## Written instruction
Check each line below for the word "ابراهيم", and copy those that have it.

## Records provided
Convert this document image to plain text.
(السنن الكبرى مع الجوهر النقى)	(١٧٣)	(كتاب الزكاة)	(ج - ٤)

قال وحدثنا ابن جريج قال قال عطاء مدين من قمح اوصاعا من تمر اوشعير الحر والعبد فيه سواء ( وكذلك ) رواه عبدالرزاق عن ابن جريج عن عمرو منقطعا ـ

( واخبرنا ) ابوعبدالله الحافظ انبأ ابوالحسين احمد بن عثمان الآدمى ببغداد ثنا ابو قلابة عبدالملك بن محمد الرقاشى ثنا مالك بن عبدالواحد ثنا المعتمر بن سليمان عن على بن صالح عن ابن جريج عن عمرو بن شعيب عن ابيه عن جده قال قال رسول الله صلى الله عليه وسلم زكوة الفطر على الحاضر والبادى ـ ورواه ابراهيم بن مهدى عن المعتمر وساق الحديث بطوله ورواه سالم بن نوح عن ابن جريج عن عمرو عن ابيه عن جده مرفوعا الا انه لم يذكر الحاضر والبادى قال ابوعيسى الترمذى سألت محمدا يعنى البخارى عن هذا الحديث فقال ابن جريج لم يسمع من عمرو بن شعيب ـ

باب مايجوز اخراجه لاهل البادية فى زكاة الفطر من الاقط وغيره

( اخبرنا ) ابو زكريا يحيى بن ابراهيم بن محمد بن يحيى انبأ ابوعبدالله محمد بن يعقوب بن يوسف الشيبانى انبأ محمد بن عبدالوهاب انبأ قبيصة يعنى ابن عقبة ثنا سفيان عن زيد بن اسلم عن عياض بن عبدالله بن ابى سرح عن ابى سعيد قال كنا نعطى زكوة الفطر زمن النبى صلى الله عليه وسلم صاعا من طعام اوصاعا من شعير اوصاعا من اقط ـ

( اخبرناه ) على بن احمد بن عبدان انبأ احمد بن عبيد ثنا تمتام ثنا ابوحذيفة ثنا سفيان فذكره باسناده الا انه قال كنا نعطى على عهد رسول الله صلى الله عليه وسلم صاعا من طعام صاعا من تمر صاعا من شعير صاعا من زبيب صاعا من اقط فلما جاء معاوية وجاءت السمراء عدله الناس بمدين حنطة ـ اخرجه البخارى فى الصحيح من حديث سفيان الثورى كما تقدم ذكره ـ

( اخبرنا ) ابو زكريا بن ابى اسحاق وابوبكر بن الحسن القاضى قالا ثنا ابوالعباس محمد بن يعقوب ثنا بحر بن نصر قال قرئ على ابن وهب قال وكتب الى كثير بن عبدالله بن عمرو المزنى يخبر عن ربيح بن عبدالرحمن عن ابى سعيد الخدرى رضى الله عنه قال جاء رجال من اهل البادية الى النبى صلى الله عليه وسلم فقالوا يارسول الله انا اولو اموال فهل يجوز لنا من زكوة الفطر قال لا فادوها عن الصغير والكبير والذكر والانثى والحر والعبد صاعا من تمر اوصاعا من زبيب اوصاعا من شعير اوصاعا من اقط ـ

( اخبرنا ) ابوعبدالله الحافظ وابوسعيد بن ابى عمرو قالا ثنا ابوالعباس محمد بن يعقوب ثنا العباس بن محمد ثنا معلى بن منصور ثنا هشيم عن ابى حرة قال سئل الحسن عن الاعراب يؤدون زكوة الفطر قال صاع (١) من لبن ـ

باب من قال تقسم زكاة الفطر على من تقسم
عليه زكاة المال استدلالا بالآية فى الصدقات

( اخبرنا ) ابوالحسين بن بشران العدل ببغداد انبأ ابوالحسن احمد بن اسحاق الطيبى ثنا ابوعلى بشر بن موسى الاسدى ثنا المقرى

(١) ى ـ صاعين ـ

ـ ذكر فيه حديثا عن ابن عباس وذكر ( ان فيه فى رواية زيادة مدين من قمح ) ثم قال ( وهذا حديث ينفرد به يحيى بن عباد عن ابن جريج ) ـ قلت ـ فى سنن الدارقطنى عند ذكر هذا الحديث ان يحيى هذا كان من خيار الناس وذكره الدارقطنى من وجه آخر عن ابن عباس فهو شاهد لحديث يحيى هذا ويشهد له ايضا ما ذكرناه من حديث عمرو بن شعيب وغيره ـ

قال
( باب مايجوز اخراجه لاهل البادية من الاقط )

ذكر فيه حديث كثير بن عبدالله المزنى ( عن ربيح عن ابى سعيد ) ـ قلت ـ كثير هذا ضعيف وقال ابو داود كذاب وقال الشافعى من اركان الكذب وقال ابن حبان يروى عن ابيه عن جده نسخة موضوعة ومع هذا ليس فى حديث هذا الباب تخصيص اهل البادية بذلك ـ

## Worked answer
( واخبرنا ) ابوعبدالله الحافظ انبأ ابوالحسين احمد بن عثمان الآدمى ببغداد ثنا ابو قلابة عبدالملك بن محمد الرقاشى ثنا مالك بن عبدالواحد ثنا المعتمر بن سليمان عن على بن صالح عن ابن جريج عن عمرو بن شعيب عن ابيه عن جده قال قال رسول الله صلى الله عليه وسلم زكوة الفطر على الحاضر والبادى ـ ورواه ابراهيم بن مهدى عن المعتمر وساق الحديث بطوله ورواه سالم بن نوح عن ابن جريج عن عمرو عن ابيه عن جده مرفوعا الا انه لم يذكر الحاضر والبادى قال ابوعيسى الترمذى سألت محمدا يعنى البخارى عن هذا الحديث فقال ابن جريج لم يسمع من عمرو بن شعيب ـ
( اخبرنا ) ابو زكريا يحيى بن ابراهيم بن محمد بن يحيى انبأ ابوعبدالله محمد بن يعقوب بن يوسف الشيبانى انبأ محمد بن عبدالوهاب انبأ قبيصة يعنى ابن عقبة ثنا سفيان عن زيد بن اسلم عن عياض بن عبدالله بن ابى سرح عن ابى سعيد قال كنا نعطى زكوة الفطر زمن النبى صلى الله عليه وسلم صاعا من طعام اوصاعا من شعير اوصاعا من اقط ـ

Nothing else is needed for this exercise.